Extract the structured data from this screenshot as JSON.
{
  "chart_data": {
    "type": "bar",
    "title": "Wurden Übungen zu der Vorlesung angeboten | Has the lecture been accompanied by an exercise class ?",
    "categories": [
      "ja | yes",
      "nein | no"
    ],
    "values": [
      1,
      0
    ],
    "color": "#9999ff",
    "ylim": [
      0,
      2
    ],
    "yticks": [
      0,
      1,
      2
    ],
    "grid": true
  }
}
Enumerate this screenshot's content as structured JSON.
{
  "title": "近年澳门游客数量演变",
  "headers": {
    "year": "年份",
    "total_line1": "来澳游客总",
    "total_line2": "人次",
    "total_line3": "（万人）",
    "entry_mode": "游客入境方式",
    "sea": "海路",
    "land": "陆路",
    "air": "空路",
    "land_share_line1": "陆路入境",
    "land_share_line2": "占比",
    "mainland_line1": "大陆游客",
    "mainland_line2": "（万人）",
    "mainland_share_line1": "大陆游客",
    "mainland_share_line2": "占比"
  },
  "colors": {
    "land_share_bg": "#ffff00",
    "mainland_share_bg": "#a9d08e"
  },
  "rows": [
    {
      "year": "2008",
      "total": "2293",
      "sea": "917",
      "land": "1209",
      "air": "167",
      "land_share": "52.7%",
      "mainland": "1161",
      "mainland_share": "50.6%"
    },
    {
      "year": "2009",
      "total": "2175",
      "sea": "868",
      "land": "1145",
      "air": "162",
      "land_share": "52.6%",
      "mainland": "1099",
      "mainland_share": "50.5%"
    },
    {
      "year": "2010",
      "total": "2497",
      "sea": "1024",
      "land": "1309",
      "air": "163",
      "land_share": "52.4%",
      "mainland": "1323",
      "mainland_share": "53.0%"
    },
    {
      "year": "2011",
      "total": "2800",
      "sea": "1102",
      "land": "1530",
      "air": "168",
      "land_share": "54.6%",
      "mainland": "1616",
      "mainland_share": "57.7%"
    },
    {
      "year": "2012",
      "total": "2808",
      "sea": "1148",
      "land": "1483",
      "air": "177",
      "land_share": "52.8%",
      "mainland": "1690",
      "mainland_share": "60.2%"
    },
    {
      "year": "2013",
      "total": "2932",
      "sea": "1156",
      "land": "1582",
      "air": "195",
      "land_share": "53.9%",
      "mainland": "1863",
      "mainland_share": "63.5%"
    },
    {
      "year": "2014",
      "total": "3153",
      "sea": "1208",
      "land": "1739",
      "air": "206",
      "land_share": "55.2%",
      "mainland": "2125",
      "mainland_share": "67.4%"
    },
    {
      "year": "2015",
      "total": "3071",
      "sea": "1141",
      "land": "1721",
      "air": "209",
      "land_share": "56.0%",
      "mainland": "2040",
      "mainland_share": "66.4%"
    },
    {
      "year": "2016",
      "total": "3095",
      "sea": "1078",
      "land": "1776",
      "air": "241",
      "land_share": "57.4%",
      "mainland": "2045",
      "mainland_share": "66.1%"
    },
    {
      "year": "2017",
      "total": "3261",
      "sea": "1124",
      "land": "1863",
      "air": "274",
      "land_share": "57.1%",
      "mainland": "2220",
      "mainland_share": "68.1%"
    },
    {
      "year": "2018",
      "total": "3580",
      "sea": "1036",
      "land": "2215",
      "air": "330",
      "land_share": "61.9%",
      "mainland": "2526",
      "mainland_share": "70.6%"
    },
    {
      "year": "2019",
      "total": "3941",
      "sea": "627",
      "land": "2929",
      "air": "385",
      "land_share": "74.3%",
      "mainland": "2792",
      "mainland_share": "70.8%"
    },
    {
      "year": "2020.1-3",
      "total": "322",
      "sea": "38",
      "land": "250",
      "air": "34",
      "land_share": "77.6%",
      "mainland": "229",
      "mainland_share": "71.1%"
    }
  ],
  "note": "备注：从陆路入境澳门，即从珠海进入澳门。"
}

________

** Written problem **
Find the lines above that include the string "JSON" and copy them.

** The reply **
Extract the structured data from this screenshot as JSON.
Enumerate this screenshot's content as structured JSON.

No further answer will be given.